SET PROBLEM. Every line containing the word "JSON" needs to be found and copied.

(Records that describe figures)
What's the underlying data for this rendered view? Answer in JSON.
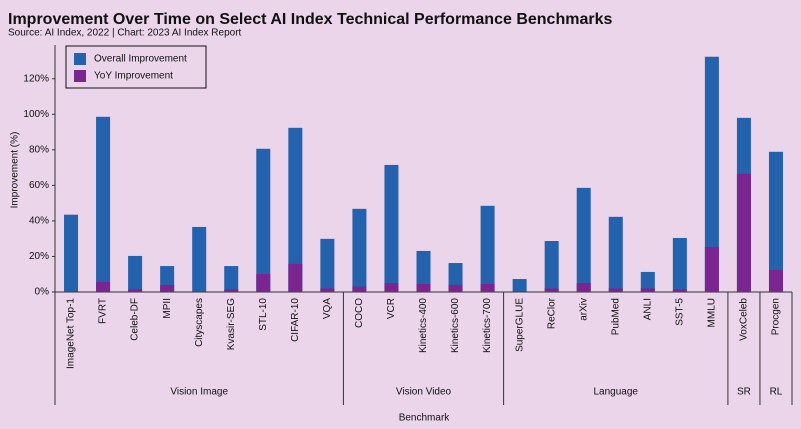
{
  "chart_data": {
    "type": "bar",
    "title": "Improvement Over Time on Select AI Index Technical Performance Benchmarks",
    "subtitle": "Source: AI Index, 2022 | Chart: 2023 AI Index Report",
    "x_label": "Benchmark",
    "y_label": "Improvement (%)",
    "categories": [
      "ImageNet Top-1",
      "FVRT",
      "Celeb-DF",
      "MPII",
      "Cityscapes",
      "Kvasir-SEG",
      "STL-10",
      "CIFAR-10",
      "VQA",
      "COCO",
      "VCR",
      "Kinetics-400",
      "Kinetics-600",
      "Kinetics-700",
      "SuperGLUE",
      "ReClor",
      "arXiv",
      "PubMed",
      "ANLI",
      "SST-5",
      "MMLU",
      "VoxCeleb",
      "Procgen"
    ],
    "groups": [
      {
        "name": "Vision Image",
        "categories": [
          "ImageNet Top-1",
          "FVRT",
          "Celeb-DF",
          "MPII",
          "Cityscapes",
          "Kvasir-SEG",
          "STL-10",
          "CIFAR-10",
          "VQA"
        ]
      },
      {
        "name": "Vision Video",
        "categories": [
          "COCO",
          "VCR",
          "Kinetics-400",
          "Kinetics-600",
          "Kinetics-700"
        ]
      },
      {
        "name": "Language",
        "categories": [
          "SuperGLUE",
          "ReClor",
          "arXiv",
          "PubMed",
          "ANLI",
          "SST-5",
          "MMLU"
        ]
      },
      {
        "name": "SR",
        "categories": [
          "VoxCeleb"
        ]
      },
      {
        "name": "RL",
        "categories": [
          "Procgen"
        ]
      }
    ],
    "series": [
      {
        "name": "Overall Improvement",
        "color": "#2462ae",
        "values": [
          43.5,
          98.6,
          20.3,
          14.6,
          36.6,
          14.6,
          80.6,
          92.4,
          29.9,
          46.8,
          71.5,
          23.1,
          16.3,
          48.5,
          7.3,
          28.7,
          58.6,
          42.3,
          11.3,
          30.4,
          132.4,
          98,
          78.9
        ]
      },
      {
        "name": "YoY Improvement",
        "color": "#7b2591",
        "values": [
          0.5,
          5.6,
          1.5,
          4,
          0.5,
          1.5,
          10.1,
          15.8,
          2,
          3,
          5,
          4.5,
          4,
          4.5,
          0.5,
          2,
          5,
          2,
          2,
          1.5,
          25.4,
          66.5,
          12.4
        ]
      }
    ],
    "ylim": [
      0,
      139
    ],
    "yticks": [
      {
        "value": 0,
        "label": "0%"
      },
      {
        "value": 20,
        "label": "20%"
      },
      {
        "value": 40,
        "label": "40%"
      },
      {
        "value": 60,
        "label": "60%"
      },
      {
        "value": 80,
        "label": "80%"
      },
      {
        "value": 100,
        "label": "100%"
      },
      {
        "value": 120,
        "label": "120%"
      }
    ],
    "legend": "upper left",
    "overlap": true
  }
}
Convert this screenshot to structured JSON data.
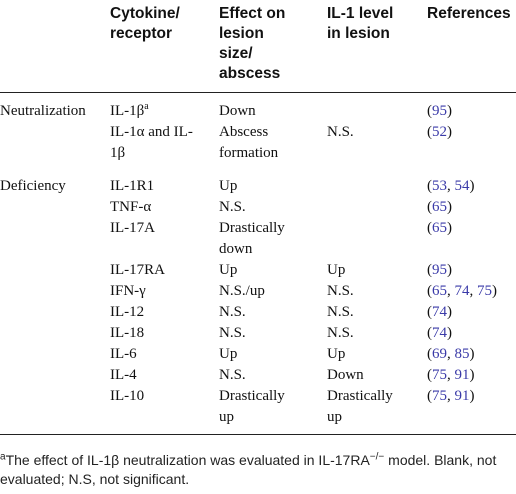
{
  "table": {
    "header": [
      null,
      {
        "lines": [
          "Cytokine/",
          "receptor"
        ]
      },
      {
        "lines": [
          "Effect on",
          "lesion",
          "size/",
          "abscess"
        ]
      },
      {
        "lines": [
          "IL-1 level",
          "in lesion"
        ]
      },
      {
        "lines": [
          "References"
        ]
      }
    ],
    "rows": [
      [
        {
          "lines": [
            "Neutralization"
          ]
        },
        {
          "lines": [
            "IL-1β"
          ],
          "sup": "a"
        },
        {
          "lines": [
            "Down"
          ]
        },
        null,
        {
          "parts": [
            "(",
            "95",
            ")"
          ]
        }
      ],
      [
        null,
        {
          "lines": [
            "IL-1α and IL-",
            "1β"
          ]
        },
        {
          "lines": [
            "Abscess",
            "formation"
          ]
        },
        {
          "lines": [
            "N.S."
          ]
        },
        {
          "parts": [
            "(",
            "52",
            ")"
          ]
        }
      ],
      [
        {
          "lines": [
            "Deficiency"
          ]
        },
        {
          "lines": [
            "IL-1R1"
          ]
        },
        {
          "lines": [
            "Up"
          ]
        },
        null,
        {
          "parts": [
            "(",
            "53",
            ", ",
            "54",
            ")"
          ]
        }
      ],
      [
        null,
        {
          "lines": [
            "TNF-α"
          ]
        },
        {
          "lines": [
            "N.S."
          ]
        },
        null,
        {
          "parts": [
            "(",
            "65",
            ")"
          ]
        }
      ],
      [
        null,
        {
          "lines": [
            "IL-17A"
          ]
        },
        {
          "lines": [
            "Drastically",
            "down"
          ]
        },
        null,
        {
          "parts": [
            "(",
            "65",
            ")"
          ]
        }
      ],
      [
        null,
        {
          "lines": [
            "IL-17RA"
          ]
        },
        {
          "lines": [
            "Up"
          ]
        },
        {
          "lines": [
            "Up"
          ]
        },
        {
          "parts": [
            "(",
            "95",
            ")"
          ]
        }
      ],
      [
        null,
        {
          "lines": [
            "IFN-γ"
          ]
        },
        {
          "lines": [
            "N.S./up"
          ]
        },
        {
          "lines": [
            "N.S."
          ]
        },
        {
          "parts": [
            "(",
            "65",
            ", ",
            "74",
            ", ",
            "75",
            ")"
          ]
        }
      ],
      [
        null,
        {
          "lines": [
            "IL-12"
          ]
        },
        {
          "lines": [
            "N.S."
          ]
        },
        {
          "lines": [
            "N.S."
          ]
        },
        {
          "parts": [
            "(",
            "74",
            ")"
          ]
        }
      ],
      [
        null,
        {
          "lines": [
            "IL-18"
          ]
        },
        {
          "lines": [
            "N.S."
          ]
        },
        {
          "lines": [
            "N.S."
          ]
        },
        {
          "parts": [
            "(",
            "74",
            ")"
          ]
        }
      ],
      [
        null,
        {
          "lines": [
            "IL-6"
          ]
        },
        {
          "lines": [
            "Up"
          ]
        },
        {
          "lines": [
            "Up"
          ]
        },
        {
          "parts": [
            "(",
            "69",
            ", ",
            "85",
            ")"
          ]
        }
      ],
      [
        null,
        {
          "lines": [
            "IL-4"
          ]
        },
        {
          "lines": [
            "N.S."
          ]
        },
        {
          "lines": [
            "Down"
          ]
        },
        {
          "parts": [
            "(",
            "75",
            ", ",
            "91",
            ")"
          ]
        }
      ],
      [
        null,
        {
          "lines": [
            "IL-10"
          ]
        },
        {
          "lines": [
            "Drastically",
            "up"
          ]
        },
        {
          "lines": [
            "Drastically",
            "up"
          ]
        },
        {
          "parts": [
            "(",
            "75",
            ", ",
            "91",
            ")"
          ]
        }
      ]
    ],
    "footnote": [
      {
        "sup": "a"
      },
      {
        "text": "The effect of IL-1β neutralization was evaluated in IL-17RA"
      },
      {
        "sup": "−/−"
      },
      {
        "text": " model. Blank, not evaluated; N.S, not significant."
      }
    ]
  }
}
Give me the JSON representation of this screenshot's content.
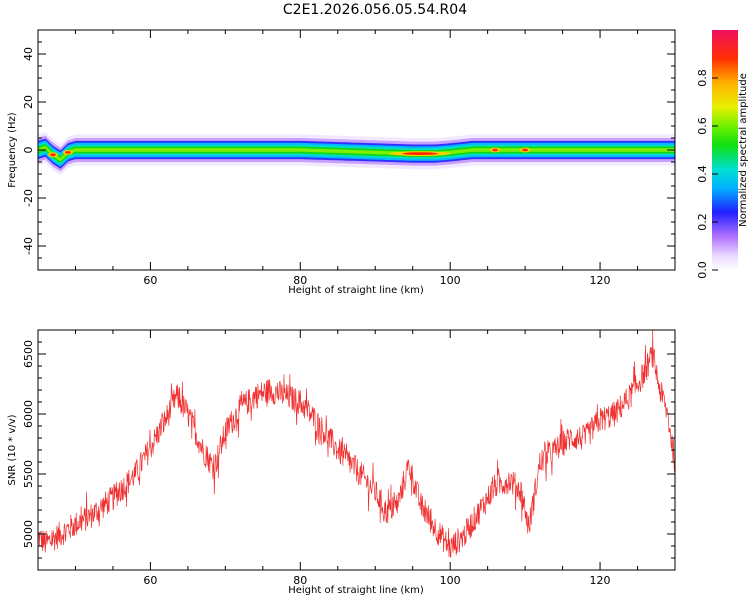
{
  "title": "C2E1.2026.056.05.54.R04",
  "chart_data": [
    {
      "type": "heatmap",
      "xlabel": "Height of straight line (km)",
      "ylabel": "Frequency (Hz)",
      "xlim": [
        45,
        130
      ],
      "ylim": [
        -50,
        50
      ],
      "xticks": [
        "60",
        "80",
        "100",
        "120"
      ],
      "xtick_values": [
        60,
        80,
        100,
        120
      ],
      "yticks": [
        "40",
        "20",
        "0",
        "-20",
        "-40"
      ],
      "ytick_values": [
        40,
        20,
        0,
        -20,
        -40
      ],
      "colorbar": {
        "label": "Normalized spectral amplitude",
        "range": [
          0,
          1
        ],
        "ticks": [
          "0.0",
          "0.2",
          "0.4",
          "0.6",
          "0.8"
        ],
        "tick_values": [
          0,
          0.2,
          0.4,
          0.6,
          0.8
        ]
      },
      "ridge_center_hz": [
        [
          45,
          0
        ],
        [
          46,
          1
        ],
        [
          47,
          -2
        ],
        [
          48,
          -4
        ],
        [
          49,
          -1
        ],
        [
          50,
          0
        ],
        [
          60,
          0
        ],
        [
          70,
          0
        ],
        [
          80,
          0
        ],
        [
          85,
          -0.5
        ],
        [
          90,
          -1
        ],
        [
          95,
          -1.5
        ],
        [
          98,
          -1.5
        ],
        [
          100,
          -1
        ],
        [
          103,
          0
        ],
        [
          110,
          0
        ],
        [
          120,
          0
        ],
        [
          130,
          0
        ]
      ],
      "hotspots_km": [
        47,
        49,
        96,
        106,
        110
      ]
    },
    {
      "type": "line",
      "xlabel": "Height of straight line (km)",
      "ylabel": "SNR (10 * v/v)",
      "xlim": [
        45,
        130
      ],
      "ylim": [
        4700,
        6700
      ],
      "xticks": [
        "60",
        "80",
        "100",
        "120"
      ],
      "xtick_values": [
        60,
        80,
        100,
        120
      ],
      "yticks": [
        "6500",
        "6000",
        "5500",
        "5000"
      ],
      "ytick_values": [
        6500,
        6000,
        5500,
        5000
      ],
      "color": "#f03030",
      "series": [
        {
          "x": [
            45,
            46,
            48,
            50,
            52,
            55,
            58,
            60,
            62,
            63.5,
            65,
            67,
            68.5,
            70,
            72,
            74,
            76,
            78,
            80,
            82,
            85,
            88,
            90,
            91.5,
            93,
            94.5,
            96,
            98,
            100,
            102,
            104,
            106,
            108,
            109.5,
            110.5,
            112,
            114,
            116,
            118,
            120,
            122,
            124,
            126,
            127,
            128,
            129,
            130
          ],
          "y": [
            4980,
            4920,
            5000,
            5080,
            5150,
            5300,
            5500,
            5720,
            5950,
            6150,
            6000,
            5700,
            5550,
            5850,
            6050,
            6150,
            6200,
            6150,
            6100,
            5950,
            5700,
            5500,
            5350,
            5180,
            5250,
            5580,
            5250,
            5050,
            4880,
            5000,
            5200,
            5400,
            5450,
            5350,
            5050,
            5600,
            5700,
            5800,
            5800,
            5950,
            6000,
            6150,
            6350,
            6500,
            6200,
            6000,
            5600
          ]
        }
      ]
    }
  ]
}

TASK OUTPUT.
What's the underlying data for this rendered view? Answer in JSON.
Convert this screenshot to structured JSON data.
Give me the JSON representation of this screenshot's content.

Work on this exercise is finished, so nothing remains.